• THE EXERCISE:
Can you return, unchanged and in order, every line from the start of the records below through the line containing "stamp-icon bbox=[858, 668, 880, 690]"?

--- Start of DATA SHOWN ---

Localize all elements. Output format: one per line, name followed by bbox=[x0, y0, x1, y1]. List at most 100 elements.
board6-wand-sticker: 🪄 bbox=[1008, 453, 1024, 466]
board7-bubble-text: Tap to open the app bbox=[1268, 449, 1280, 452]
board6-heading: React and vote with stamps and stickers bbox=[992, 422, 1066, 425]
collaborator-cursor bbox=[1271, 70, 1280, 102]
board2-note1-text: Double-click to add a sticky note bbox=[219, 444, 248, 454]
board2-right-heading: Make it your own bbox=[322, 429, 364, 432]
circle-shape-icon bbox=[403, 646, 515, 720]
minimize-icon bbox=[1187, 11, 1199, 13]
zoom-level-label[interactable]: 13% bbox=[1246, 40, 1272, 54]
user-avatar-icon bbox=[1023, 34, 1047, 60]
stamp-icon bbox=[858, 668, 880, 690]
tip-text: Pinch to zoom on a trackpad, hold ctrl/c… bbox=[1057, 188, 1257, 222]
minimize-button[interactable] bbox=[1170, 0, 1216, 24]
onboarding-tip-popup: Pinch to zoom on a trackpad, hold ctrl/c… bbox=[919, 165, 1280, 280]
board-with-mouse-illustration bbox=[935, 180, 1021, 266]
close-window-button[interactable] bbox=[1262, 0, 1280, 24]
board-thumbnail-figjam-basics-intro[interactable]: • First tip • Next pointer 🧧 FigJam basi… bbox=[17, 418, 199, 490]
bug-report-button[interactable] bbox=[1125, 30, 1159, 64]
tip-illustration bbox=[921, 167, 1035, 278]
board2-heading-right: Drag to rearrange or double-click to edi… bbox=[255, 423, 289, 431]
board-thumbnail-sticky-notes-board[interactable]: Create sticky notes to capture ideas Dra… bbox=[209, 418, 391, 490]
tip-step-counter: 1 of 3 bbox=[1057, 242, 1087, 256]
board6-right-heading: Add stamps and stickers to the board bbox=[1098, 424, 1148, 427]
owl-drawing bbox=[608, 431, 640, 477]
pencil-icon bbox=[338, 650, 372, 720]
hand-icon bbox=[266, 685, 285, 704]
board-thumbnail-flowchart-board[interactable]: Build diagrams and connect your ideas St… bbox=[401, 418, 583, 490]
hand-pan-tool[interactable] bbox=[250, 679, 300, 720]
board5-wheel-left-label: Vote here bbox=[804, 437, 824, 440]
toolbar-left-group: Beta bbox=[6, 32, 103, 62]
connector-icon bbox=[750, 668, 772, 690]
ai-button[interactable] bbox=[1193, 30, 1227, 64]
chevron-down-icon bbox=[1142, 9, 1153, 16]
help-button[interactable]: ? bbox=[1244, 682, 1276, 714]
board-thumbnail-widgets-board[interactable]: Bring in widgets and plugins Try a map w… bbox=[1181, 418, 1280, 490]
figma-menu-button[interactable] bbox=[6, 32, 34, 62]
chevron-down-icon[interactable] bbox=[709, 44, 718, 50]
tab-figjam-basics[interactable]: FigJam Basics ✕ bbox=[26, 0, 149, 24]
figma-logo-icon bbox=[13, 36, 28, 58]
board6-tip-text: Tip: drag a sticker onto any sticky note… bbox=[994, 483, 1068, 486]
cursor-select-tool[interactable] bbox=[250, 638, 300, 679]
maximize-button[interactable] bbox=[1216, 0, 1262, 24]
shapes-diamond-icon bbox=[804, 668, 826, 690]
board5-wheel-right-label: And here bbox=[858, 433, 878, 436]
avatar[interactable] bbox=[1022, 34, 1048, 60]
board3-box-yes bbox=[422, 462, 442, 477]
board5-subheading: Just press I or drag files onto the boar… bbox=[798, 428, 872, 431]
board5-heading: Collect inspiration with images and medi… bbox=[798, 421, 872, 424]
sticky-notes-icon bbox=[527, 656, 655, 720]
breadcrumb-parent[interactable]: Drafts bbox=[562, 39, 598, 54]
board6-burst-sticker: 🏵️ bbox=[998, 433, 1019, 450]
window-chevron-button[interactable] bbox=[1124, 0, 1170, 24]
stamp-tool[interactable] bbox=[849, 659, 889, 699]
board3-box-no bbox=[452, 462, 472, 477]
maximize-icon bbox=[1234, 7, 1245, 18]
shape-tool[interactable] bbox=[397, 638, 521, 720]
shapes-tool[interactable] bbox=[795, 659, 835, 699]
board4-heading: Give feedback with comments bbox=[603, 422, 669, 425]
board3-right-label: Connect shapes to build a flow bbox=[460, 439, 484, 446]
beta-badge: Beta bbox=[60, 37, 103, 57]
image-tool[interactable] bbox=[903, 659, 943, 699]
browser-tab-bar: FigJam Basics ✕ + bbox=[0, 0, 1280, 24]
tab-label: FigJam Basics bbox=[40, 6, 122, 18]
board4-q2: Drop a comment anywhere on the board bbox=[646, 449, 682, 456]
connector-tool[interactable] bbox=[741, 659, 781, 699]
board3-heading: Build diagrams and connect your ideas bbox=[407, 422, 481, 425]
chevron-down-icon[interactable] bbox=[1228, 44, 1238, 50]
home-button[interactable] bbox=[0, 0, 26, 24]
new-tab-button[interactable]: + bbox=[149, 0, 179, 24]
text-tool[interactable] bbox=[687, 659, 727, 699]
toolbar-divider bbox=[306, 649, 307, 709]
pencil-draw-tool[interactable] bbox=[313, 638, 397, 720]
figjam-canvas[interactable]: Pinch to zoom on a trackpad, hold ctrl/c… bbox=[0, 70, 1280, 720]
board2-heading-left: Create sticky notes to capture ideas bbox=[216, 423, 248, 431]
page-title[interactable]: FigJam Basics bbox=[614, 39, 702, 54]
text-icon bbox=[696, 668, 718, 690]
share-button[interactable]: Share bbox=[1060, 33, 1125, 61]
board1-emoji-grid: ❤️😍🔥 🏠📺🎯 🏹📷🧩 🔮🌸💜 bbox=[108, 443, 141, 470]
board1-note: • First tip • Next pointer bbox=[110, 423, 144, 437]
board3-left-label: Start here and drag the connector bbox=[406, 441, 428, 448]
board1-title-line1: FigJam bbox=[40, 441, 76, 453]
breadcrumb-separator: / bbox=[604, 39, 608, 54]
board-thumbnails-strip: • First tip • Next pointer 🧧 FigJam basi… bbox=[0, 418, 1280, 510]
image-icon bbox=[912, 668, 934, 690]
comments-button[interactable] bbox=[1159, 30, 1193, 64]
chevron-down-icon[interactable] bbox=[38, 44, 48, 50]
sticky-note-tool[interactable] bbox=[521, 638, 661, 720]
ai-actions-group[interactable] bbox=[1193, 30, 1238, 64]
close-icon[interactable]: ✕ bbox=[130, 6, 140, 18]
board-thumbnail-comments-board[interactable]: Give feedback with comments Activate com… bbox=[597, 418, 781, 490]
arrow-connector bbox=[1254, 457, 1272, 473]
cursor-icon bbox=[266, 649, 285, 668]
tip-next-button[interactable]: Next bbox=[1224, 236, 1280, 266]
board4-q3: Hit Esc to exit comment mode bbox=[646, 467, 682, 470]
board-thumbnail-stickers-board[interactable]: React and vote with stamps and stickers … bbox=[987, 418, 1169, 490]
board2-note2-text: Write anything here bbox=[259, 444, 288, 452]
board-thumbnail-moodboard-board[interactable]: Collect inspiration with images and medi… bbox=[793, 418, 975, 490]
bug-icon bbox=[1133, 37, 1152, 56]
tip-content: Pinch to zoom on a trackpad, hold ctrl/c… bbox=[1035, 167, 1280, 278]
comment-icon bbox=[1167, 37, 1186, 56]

--- End of DATA SHOWN ---

• CORRECT RESULT:
Localize all elements. Output format: one per line, name followed by bbox=[x0, y0, x1, y1]. List at most 100 elements.
board6-wand-sticker: 🪄 bbox=[1008, 453, 1024, 466]
board7-bubble-text: Tap to open the app bbox=[1268, 449, 1280, 452]
board6-heading: React and vote with stamps and stickers bbox=[992, 422, 1066, 425]
collaborator-cursor bbox=[1271, 70, 1280, 102]
board2-note1-text: Double-click to add a sticky note bbox=[219, 444, 248, 454]
board2-right-heading: Make it your own bbox=[322, 429, 364, 432]
circle-shape-icon bbox=[403, 646, 515, 720]
minimize-icon bbox=[1187, 11, 1199, 13]
zoom-level-label[interactable]: 13% bbox=[1246, 40, 1272, 54]
user-avatar-icon bbox=[1023, 34, 1047, 60]
stamp-icon bbox=[858, 668, 880, 690]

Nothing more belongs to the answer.